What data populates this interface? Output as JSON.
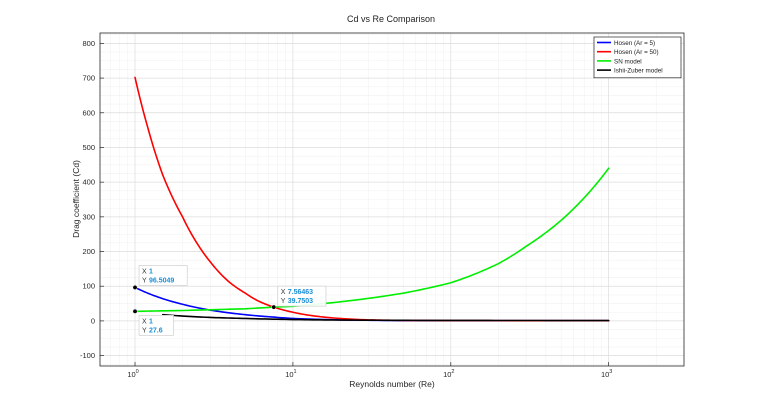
{
  "chart_data": {
    "type": "line",
    "title": "Cd vs Re Comparison",
    "xlabel": "Reynolds number (Re)",
    "ylabel": "Drag coefficient (Cd)",
    "x_scale": "log",
    "xlim": [
      0.6,
      3000
    ],
    "ylim": [
      -130,
      830
    ],
    "grid": true,
    "minor_grid": true,
    "legend_position": "top-right",
    "x_ticks": [
      {
        "value": 1,
        "base": "10",
        "exp": "0"
      },
      {
        "value": 10,
        "base": "10",
        "exp": "1"
      },
      {
        "value": 100,
        "base": "10",
        "exp": "2"
      },
      {
        "value": 1000,
        "base": "10",
        "exp": "3"
      }
    ],
    "y_ticks": [
      -100,
      0,
      100,
      200,
      300,
      400,
      500,
      600,
      700,
      800
    ],
    "series": [
      {
        "name": "Hosen (Ar = 5)",
        "color": "#0000ff",
        "x": [
          1,
          1.5,
          2,
          3,
          5,
          7.56,
          10,
          20,
          50,
          100,
          200,
          500,
          1000
        ],
        "y": [
          96.5,
          64,
          48,
          31,
          18,
          11,
          7,
          3,
          1,
          0.8,
          0.6,
          0.5,
          0.5
        ]
      },
      {
        "name": "Hosen (Ar = 50)",
        "color": "#ff0000",
        "x": [
          1,
          1.2,
          1.5,
          2,
          2.5,
          3,
          4,
          5,
          6,
          7.56,
          10,
          15,
          20,
          30,
          50,
          100,
          200,
          500,
          1000
        ],
        "y": [
          702,
          560,
          420,
          300,
          220,
          170,
          110,
          80,
          58,
          39.75,
          25,
          12,
          7,
          3,
          1.5,
          1,
          0.8,
          0.6,
          0.5
        ]
      },
      {
        "name": "SN model",
        "color": "#00ee00",
        "x": [
          1,
          2,
          5,
          7.56,
          10,
          20,
          50,
          100,
          200,
          300,
          500,
          700,
          1000
        ],
        "y": [
          27.6,
          30,
          35,
          39.75,
          42,
          55,
          80,
          110,
          165,
          215,
          290,
          355,
          440
        ]
      },
      {
        "name": "Ishii-Zuber model",
        "color": "#000000",
        "x": [
          1.5,
          2,
          3,
          5,
          10,
          20,
          50,
          100,
          200,
          500,
          1000
        ],
        "y": [
          18,
          14,
          10,
          7,
          4,
          2.5,
          1.6,
          1.3,
          1.2,
          1.1,
          1.1
        ]
      }
    ],
    "datatips": [
      {
        "x_label": "X",
        "x_value": "1",
        "y_label": "Y",
        "y_value": "96.5049",
        "x": 1,
        "y": 96.5049
      },
      {
        "x_label": "X",
        "x_value": "1",
        "y_label": "Y",
        "y_value": "27.6",
        "x": 1,
        "y": 27.6
      },
      {
        "x_label": "X",
        "x_value": "7.56463",
        "y_label": "Y",
        "y_value": "39.7503",
        "x": 7.56463,
        "y": 39.7503
      }
    ]
  }
}
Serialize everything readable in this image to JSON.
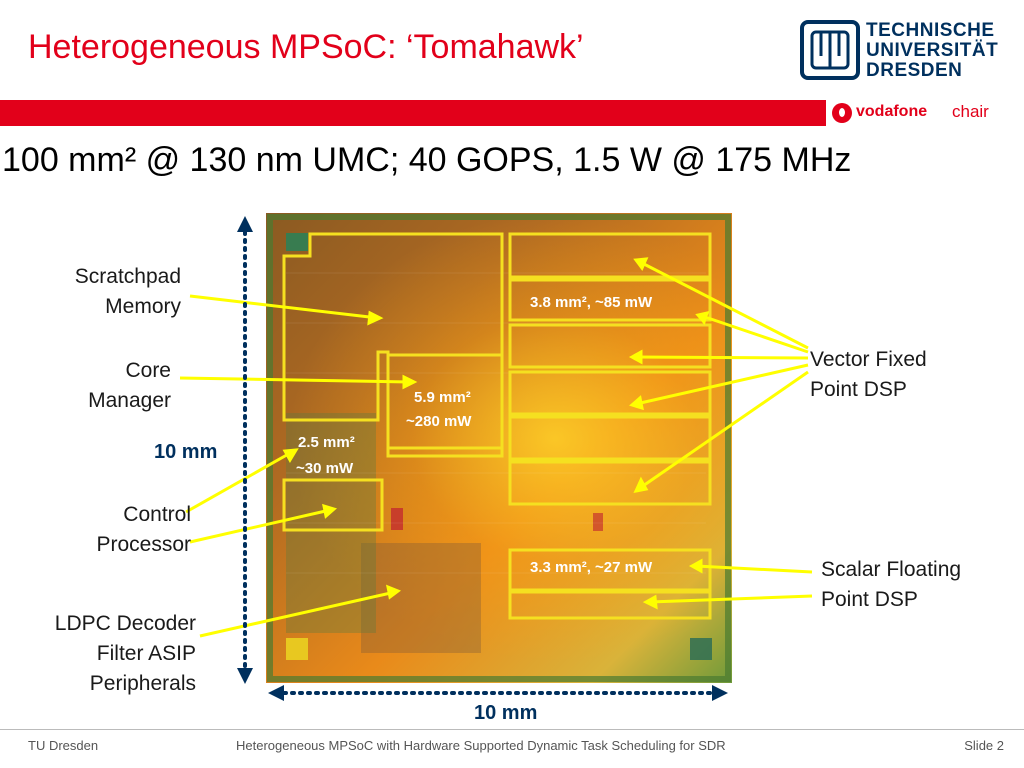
{
  "slide": {
    "title": "Heterogeneous MPSoC: ‘Tomahawk’",
    "subtitle": "100 mm² @ 130 nm UMC; 40 GOPS, 1.5 W @ 175 MHz",
    "university": {
      "line1": "TECHNISCHE",
      "line2": "UNIVERSITÄT",
      "line3": "DRESDEN"
    },
    "vodafone": {
      "name": "vodafone",
      "suffix": "chair"
    },
    "colors": {
      "accent": "#e2001a",
      "tud_blue": "#00305e",
      "block_outline": "#f5e020",
      "arrow": "#ffff00"
    }
  },
  "die": {
    "labels": {
      "scratchpad_1": "Scratchpad",
      "scratchpad_2": "Memory",
      "core_manager_1": "Core",
      "core_manager_2": "Manager",
      "control_1": "Control",
      "control_2": "Processor",
      "ldpc_1": "LDPC Decoder",
      "ldpc_2": "Filter ASIP",
      "ldpc_3": "Peripherals",
      "vector_dsp_1": "Vector Fixed",
      "vector_dsp_2": "Point DSP",
      "scalar_dsp_1": "Scalar Floating",
      "scalar_dsp_2": "Point DSP"
    },
    "annotations": {
      "vector_dsp": "3.8 mm², ~85 mW",
      "core_mgr_area": "5.9 mm²",
      "core_mgr_power": "~280 mW",
      "control_area": "2.5 mm²",
      "control_power": "~30 mW",
      "scalar_dsp": "3.3 mm², ~27 mW"
    },
    "dimensions": {
      "height": "10 mm",
      "width": "10 mm"
    }
  },
  "footer": {
    "left": "TU Dresden",
    "center": "Heterogeneous MPSoC with Hardware Supported Dynamic Task Scheduling for SDR",
    "right": "Slide 2"
  }
}
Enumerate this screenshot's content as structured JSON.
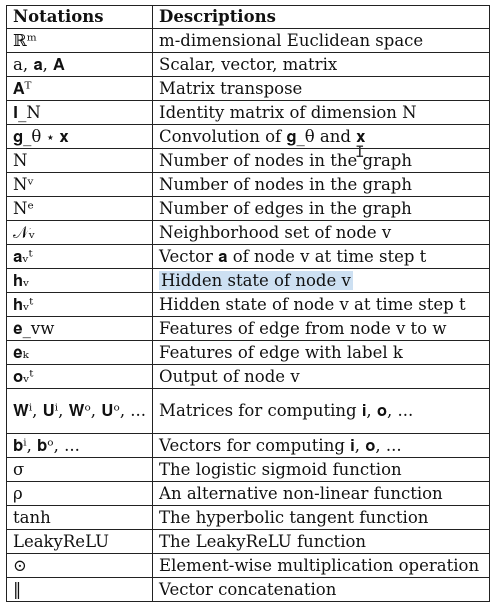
{
  "table": {
    "headers": [
      "Notations",
      "Descriptions"
    ],
    "highlight_color": "#cde0f2",
    "rows": [
      {
        "notation": "ℝᵐ",
        "description": "m-dimensional Euclidean space"
      },
      {
        "notation": "a, 𝐚, 𝐀",
        "description": "Scalar, vector, matrix"
      },
      {
        "notation": "𝐀ᵀ",
        "description": "Matrix transpose"
      },
      {
        "notation": "𝐈_N",
        "description": "Identity matrix of dimension N"
      },
      {
        "notation": "𝐠_θ ⋆ 𝐱",
        "description": "Convolution of 𝐠_θ and 𝐱"
      },
      {
        "notation": "N",
        "description": "Number of nodes in the graph"
      },
      {
        "notation": "Nᵛ",
        "description": "Number of nodes in the graph"
      },
      {
        "notation": "Nᵉ",
        "description": "Number of edges in the graph"
      },
      {
        "notation": "𝒩ᵥ",
        "description": "Neighborhood set of node v"
      },
      {
        "notation": "𝐚ᵥᵗ",
        "description": "Vector 𝐚 of node v at time step t"
      },
      {
        "notation": "𝐡ᵥ",
        "description": "Hidden state of node v",
        "highlight": true
      },
      {
        "notation": "𝐡ᵥᵗ",
        "description": "Hidden state of node v at time step t"
      },
      {
        "notation": "𝐞_vw",
        "description": "Features of edge from node v to w"
      },
      {
        "notation": "𝐞ₖ",
        "description": "Features of edge with label k"
      },
      {
        "notation": "𝐨ᵥᵗ",
        "description": "Output of node v"
      },
      {
        "notation": "𝐖ⁱ, 𝐔ⁱ, 𝐖ᵒ, 𝐔ᵒ, ...",
        "description": "Matrices for computing 𝐢, 𝐨, ...",
        "tall": true
      },
      {
        "notation": "𝐛ⁱ, 𝐛ᵒ, ...",
        "description": "Vectors for computing 𝐢, 𝐨, ..."
      },
      {
        "notation": "σ",
        "description": "The logistic sigmoid function"
      },
      {
        "notation": "ρ",
        "description": "An alternative non-linear function"
      },
      {
        "notation": "tanh",
        "description": "The hyperbolic tangent function"
      },
      {
        "notation": "LeakyReLU",
        "description": "The LeakyReLU function"
      },
      {
        "notation": "⊙",
        "description": "Element-wise multiplication operation"
      },
      {
        "notation": "‖",
        "description": "Vector concatenation"
      }
    ]
  },
  "cursor": {
    "icon": "text-cursor-icon",
    "glyph": "I"
  }
}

= Exercise brief =
State how many lines of the records above contain "name", with no words besides the number.

= Completed exercise =
5